* Short exercise: Repeat every line of the listing below exactly, minus the pictures.

(Part of a data file)
-=-=-
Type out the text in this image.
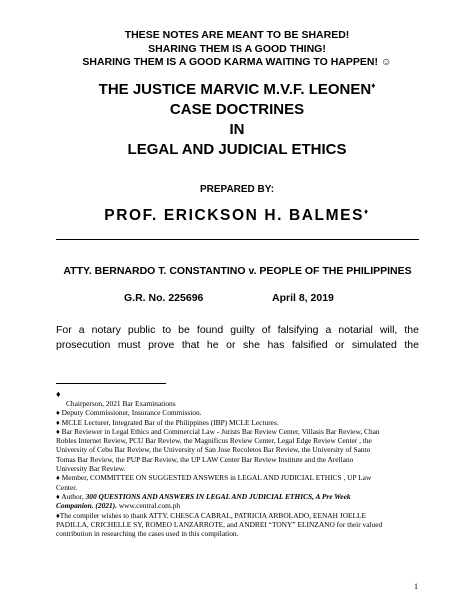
THESE NOTES ARE MEANT TO BE SHARED!
SHARING THEM IS A GOOD THING!
SHARING THEM IS A GOOD KARMA WAITING TO HAPPEN! ☺
THE JUSTICE MARVIC M.V.F. LEONEN♦
CASE DOCTRINES
IN
LEGAL AND JUDICIAL ETHICS
PREPARED BY:
PROF. ERICKSON H. BALMES♦
ATTY. BERNARDO T. CONSTANTINO v. PEOPLE OF THE PHILIPPINES
G.R. No. 225696	April 8, 2019
For a notary public to be found guilty of falsifying a notarial will, the
prosecution must prove that he or she has falsified or simulated the
♦
Chairperson, 2021 Bar Examinations
♦ Deputy Commissioner, Insurance Commission.
♦ MCLE Lecturer, Integrated Bar of the Philippines (IBP) MCLE Lectures.
♦ Bar Reviewer in Legal Ethics and Commercial Law - Jurists Bar Review Center, Villasis Bar Review, Chan
Robles Internet Review, PCU Bar Review, the Magnificus Review Center, Legal Edge Review Center , the
University of Cebu Bar Review, the University of San Jose Recoletos Bar Review, the University of Santo
Tomas Bar Review, the PUP Bar Review, the UP LAW Center Bar Review Institute and the Arellano
University Bar Review.
♦ Member, COMMITTEE ON SUGGESTED ANSWERS in LEGAL AND JUDICIAL ETHICS , UP Law
Center.
♦ Author, 300 QUESTIONS AND ANSWERS IN LEGAL AND JUDICIAL ETHICS, A Pre Week
Companion. (2021). www.central.com.ph
♦The compiler wishes to thank ATTY. CHESCA CABRAL, PATRICIA ARBOLADO, EENAH JOELLE
PADILLA, CRICHELLE SY, ROMEO LANZARROTE, and ANDREI “TONY” ELINZANO for their valued
contribution in researching the cases used in this compilation.
1
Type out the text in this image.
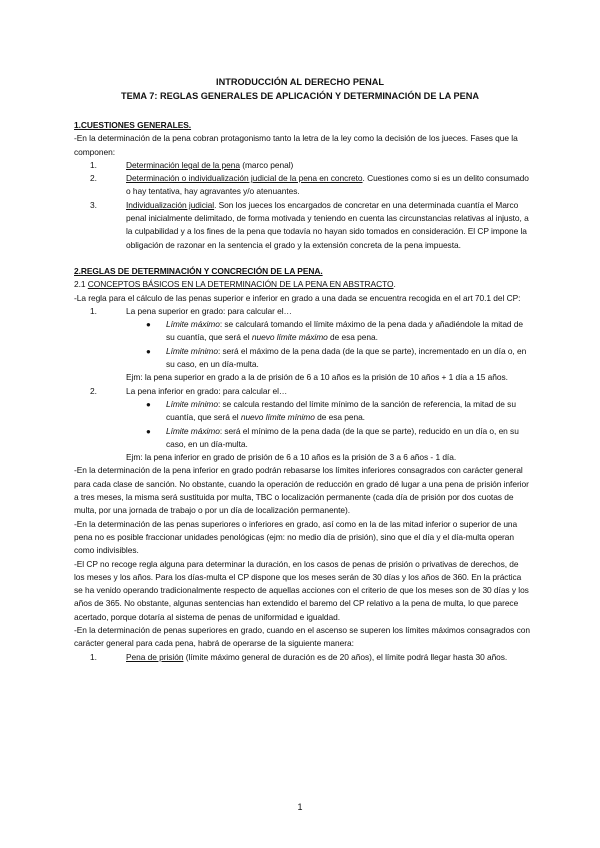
INTRODUCCIÓN AL DERECHO PENAL
TEMA 7: REGLAS GENERALES DE APLICACIÓN Y DETERMINACIÓN DE LA PENA

1.CUESTIONES GENERALES.

-En la determinación de la pena cobran protagonismo tanto la letra de la ley como la decisión de los jueces. Fases que la componen:

1.	Determinación legal de la pena (marco penal)
2.	Determinación o individualización judicial de la pena en concreto. Cuestiones como si es un delito consumado o hay tentativa, hay agravantes y/o atenuantes.
3.	Individualización judicial. Son los jueces los encargados de concretar en una determinada cuantía el Marco penal inicialmente delimitado, de forma motivada y teniendo en cuenta las circunstancias relativas al injusto, a la culpabilidad y a los fines de la pena que todavía no hayan sido tomados en consideración. El CP impone la obligación de razonar en la sentencia el grado y la extensión concreta de la pena impuesta.

2.REGLAS DE DETERMINACIÓN Y CONCRECIÓN DE LA PENA.

2.1 CONCEPTOS BÁSICOS EN LA DETERMINACIÓN DE LA PENA EN ABSTRACTO.

-La regla para el cálculo de las penas superior e inferior en grado a una dada se encuentra recogida en el art 70.1 del CP:

1.	La pena superior en grado: para calcular el…
● Límite máximo: se calculará tomando el límite máximo de la pena dada y añadiéndole la mitad de su cuantía, que será el nuevo límite máximo de esa pena.
● Límite mínimo: será el máximo de la pena dada (de la que se parte), incrementado en un día o, en su caso, en un día-multa.

Ejm: la pena superior en grado a la de prisión de 6 a 10 años es la prisión de 10 años + 1 día a 15 años.

2.	La pena inferior en grado: para calcular el…
● Límite mínimo: se calcula restando del límite mínimo de la sanción de referencia, la mitad de su cuantía, que será el nuevo límite mínimo de esa pena.
● Límite máximo: será el mínimo de la pena dada (de la que se parte), reducido en un día o, en su caso, en un día-multa.

Ejm: la pena inferior en grado de prisión de 6 a 10 años es la prisión de 3 a 6 años - 1 día.

-En la determinación de la pena inferior en grado podrán rebasarse los límites inferiores consagrados con carácter general para cada clase de sanción. No obstante, cuando la operación de reducción en grado dé lugar a una pena de prisión inferior a tres meses, la misma será sustituida por multa, TBC o localización permanente (cada día de prisión por dos cuotas de multa, por una jornada de trabajo o por un día de localización permanente).

-En la determinación de las penas superiores o inferiores en grado, así como en la de las mitad inferior o superior de una pena no es posible fraccionar unidades penológicas (ejm: no medio día de prisión), sino que el día y el día-multa operan como indivisibles.

-El CP no recoge regla alguna para determinar la duración, en los casos de penas de prisión o privativas de derechos, de los meses y los años. Para los días-multa el CP dispone que los meses serán de 30 días y los años de 360. En la práctica se ha venido operando tradicionalmente respecto de aquellas acciones con el criterio de que los meses son de 30 días y los años de 365. No obstante, algunas sentencias han extendido el baremo del CP relativo a la pena de multa, lo que parece acertado, porque dotaría al sistema de penas de uniformidad e igualdad.

-En la determinación de penas superiores en grado, cuando en el ascenso se superen los límites máximos consagrados con carácter general para cada pena, habrá de operarse de la siguiente manera:

1.	Pena de prisión (límite máximo general de duración es de 20 años), el límite podrá llegar hasta 30 años.
1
-=-=-
* Solution to this problem:
Type out the text in this image.
THESE NOTES ARE MEANT TO BE SHARED!
SHARING THEM IS A GOOD THING!
SHARING THEM IS A GOOD KARMA WAITING TO HAPPEN! ☺
THE JUSTICE MARVIC M.V.F. LEONEN♦
CASE DOCTRINES
IN
LEGAL AND JUDICIAL ETHICS
PREPARED BY:
PROF. ERICKSON H. BALMES♦
ATTY. BERNARDO T. CONSTANTINO v. PEOPLE OF THE PHILIPPINES
G.R. No. 225696	April 8, 2019
For a notary public to be found guilty of falsifying a notarial will, the
prosecution must prove that he or she has falsified or simulated the
♦
Chairperson, 2021 Bar Examinations
♦ Deputy Commissioner, Insurance Commission.
♦ MCLE Lecturer, Integrated Bar of the Philippines (IBP) MCLE Lectures.
♦ Bar Reviewer in Legal Ethics and Commercial Law - Jurists Bar Review Center, Villasis Bar Review, Chan
Robles Internet Review, PCU Bar Review, the Magnificus Review Center, Legal Edge Review Center , the
University of Cebu Bar Review, the University of San Jose Recoletos Bar Review, the University of Santo
Tomas Bar Review, the PUP Bar Review, the UP LAW Center Bar Review Institute and the Arellano
University Bar Review.
♦ Member, COMMITTEE ON SUGGESTED ANSWERS in LEGAL AND JUDICIAL ETHICS , UP Law
Center.
♦ Author, 300 QUESTIONS AND ANSWERS IN LEGAL AND JUDICIAL ETHICS, A Pre Week
Companion. (2021). www.central.com.ph
♦The compiler wishes to thank ATTY. CHESCA CABRAL, PATRICIA ARBOLADO, EENAH JOELLE
PADILLA, CRICHELLE SY, ROMEO LANZARROTE, and ANDREI “TONY” ELINZANO for their valued
contribution in researching the cases used in this compilation.
1
Type out the text in this image.
INTRODUCCIÓN AL DERECHO PENAL
TEMA 7: REGLAS GENERALES DE APLICACIÓN Y DETERMINACIÓN DE LA PENA

1.CUESTIONES GENERALES.

-En la determinación de la pena cobran protagonismo tanto la letra de la ley como la decisión de los jueces. Fases que la componen:

1.	Determinación legal de la pena (marco penal)
2.	Determinación o individualización judicial de la pena en concreto. Cuestiones como si es un delito consumado o hay tentativa, hay agravantes y/o atenuantes.
3.	Individualización judicial. Son los jueces los encargados de concretar en una determinada cuantía el Marco penal inicialmente delimitado, de forma motivada y teniendo en cuenta las circunstancias relativas al injusto, a la culpabilidad y a los fines de la pena que todavía no hayan sido tomados en consideración. El CP impone la obligación de razonar en la sentencia el grado y la extensión concreta de la pena impuesta.

2.REGLAS DE DETERMINACIÓN Y CONCRECIÓN DE LA PENA.

2.1 CONCEPTOS BÁSICOS EN LA DETERMINACIÓN DE LA PENA EN ABSTRACTO.

-La regla para el cálculo de las penas superior e inferior en grado a una dada se encuentra recogida en el art 70.1 del CP:

1.	La pena superior en grado: para calcular el…
● Límite máximo: se calculará tomando el límite máximo de la pena dada y añadiéndole la mitad de su cuantía, que será el nuevo límite máximo de esa pena.
● Límite mínimo: será el máximo de la pena dada (de la que se parte), incrementado en un día o, en su caso, en un día-multa.

Ejm: la pena superior en grado a la de prisión de 6 a 10 años es la prisión de 10 años + 1 día a 15 años.

2.	La pena inferior en grado: para calcular el…
● Límite mínimo: se calcula restando del límite mínimo de la sanción de referencia, la mitad de su cuantía, que será el nuevo límite mínimo de esa pena.
● Límite máximo: será el mínimo de la pena dada (de la que se parte), reducido en un día o, en su caso, en un día-multa.

Ejm: la pena inferior en grado de prisión de 6 a 10 años es la prisión de 3 a 6 años - 1 día.

-En la determinación de la pena inferior en grado podrán rebasarse los límites inferiores consagrados con carácter general para cada clase de sanción. No obstante, cuando la operación de reducción en grado dé lugar a una pena de prisión inferior a tres meses, la misma será sustituida por multa, TBC o localización permanente (cada día de prisión por dos cuotas de multa, por una jornada de trabajo o por un día de localización permanente).

-En la determinación de las penas superiores o inferiores en grado, así como en la de las mitad inferior o superior de una pena no es posible fraccionar unidades penológicas (ejm: no medio día de prisión), sino que el día y el día-multa operan como indivisibles.

-El CP no recoge regla alguna para determinar la duración, en los casos de penas de prisión o privativas de derechos, de los meses y los años. Para los días-multa el CP dispone que los meses serán de 30 días y los años de 360. En la práctica se ha venido operando tradicionalmente respecto de aquellas acciones con el criterio de que los meses son de 30 días y los años de 365. No obstante, algunas sentencias han extendido el baremo del CP relativo a la pena de multa, lo que parece acertado, porque dotaría al sistema de penas de uniformidad e igualdad.

-En la determinación de penas superiores en grado, cuando en el ascenso se superen los límites máximos consagrados con carácter general para cada pena, habrá de operarse de la siguiente manera:

1.	Pena de prisión (límite máximo general de duración es de 20 años), el límite podrá llegar hasta 30 años.
1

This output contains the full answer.